### Data in this exercise
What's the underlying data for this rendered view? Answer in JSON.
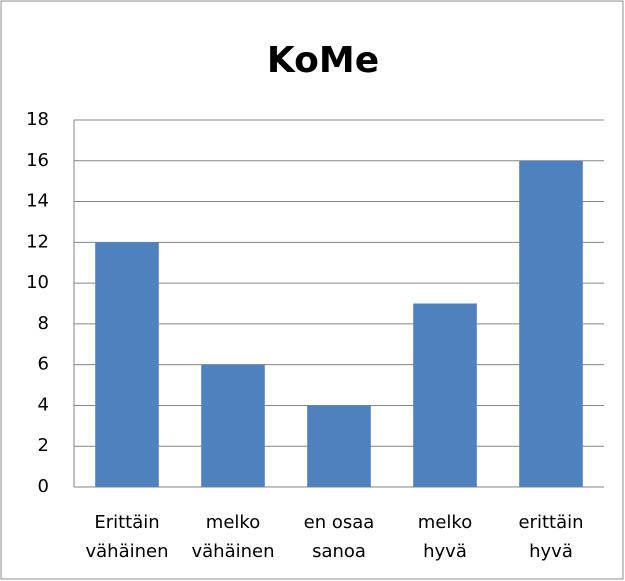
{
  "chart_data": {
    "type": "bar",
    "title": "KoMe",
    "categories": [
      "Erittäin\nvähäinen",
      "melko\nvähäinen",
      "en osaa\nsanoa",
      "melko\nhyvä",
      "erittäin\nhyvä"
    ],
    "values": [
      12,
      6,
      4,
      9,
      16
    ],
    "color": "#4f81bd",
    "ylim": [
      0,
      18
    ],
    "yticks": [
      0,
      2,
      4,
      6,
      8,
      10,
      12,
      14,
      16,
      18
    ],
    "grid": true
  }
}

==

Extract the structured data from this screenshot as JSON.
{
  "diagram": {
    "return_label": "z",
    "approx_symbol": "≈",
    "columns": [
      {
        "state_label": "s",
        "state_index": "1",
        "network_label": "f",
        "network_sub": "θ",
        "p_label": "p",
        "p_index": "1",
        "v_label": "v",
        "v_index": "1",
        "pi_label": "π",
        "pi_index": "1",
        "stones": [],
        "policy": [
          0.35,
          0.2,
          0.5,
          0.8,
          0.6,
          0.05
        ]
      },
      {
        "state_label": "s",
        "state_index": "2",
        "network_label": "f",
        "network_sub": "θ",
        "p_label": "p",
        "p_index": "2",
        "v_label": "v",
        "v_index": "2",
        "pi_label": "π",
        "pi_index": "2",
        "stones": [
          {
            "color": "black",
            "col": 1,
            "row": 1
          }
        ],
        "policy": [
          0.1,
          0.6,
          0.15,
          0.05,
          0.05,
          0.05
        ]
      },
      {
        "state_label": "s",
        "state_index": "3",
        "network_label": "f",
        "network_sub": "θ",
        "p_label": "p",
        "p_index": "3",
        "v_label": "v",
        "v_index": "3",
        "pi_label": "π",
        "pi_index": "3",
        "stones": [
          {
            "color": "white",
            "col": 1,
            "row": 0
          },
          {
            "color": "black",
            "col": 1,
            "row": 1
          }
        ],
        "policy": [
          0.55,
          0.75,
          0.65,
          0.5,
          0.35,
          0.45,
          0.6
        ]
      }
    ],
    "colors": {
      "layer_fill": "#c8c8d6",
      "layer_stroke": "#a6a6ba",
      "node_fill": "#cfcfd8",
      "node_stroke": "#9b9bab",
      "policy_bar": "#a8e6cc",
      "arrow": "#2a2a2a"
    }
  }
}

...

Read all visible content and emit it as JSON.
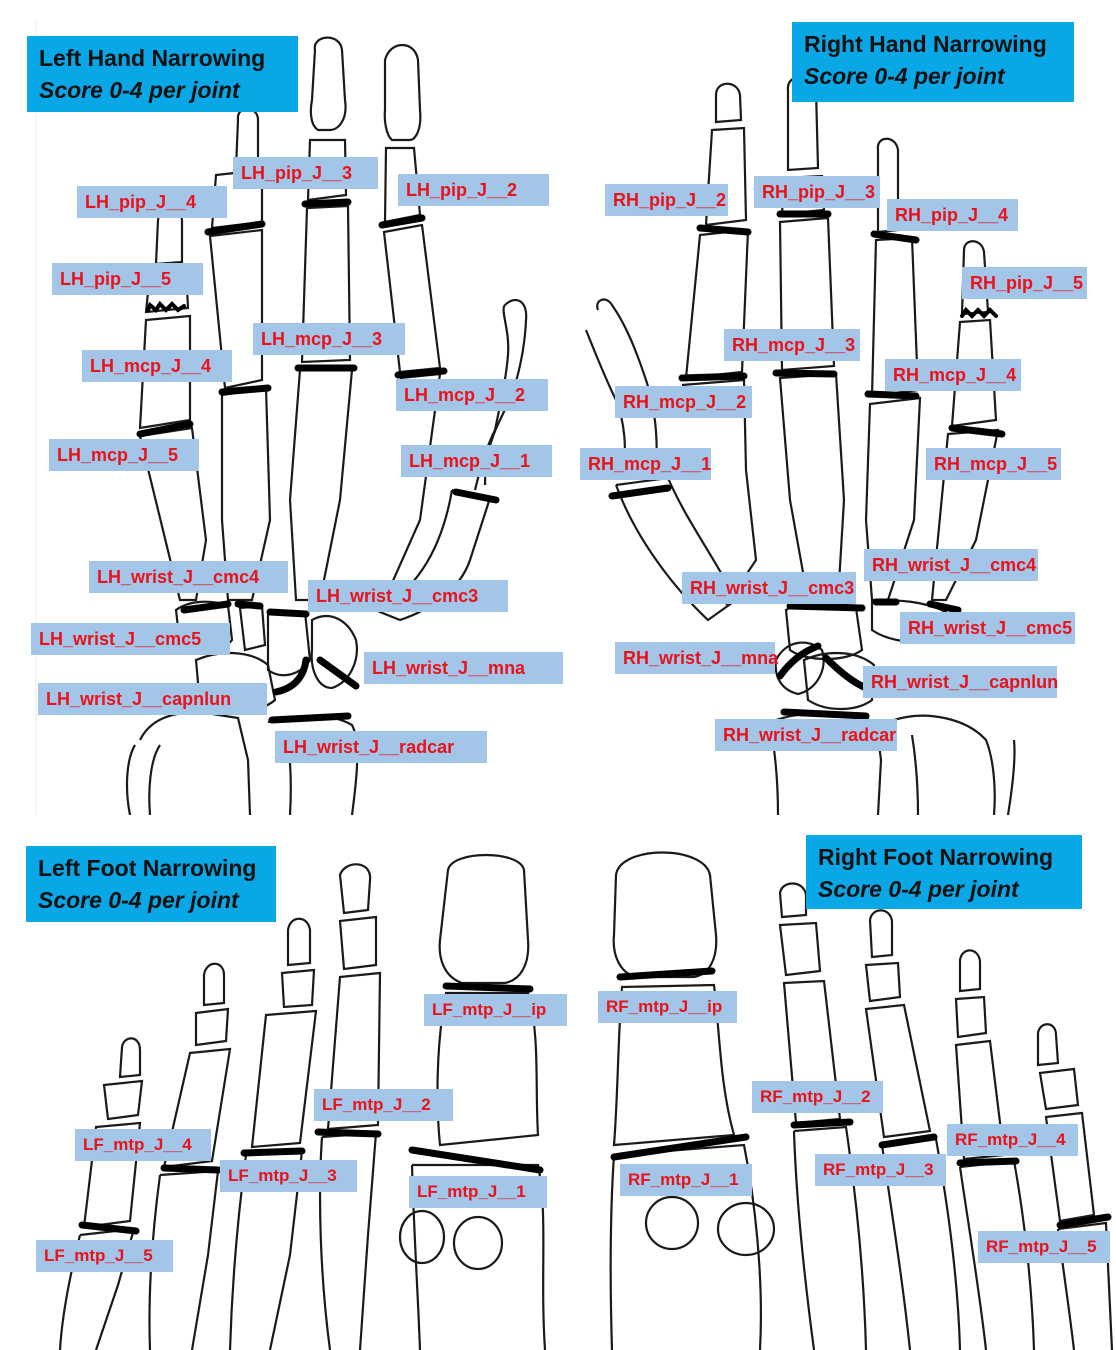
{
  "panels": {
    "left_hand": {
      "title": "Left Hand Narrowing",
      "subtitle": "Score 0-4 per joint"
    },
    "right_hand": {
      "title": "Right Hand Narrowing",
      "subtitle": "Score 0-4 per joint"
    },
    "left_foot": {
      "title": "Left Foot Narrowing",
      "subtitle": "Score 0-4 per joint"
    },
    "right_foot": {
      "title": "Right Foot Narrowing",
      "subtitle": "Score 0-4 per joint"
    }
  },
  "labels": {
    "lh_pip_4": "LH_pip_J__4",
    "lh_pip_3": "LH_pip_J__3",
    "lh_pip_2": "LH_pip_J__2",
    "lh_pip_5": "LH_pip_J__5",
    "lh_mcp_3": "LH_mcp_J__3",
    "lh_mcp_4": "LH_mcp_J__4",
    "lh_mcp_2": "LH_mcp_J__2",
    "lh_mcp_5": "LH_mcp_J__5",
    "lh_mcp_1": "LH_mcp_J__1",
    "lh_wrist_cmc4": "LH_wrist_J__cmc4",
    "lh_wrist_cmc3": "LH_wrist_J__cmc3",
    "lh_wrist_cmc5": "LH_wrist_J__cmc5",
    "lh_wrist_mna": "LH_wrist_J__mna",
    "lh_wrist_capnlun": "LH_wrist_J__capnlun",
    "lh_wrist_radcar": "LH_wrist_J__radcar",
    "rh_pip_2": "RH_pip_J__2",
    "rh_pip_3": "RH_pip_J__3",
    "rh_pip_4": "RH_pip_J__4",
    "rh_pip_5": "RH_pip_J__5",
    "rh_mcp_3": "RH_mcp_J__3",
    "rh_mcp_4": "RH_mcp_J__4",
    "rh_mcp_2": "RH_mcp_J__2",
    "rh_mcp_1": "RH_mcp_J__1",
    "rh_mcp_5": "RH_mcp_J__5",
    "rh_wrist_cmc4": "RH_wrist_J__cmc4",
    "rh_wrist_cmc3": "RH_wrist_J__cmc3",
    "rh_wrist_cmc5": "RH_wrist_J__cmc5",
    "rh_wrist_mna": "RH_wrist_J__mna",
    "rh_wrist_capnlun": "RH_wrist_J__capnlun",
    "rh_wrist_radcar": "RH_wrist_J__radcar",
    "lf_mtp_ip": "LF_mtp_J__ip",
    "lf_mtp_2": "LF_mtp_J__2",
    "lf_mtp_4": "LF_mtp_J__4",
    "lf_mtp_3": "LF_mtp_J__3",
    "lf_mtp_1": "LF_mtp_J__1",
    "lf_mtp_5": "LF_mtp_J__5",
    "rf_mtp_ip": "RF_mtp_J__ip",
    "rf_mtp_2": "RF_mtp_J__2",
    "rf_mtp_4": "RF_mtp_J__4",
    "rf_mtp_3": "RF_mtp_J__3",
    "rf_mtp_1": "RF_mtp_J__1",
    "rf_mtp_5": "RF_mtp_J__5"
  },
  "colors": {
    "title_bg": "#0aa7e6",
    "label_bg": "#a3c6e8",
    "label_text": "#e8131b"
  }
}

### Instructions for the task
Identify the lines in the entries above that contain "nvähäinen", then copy them out.

### Written response
      "Erittäin\nvähäinen",
      "melko\nvähäinen",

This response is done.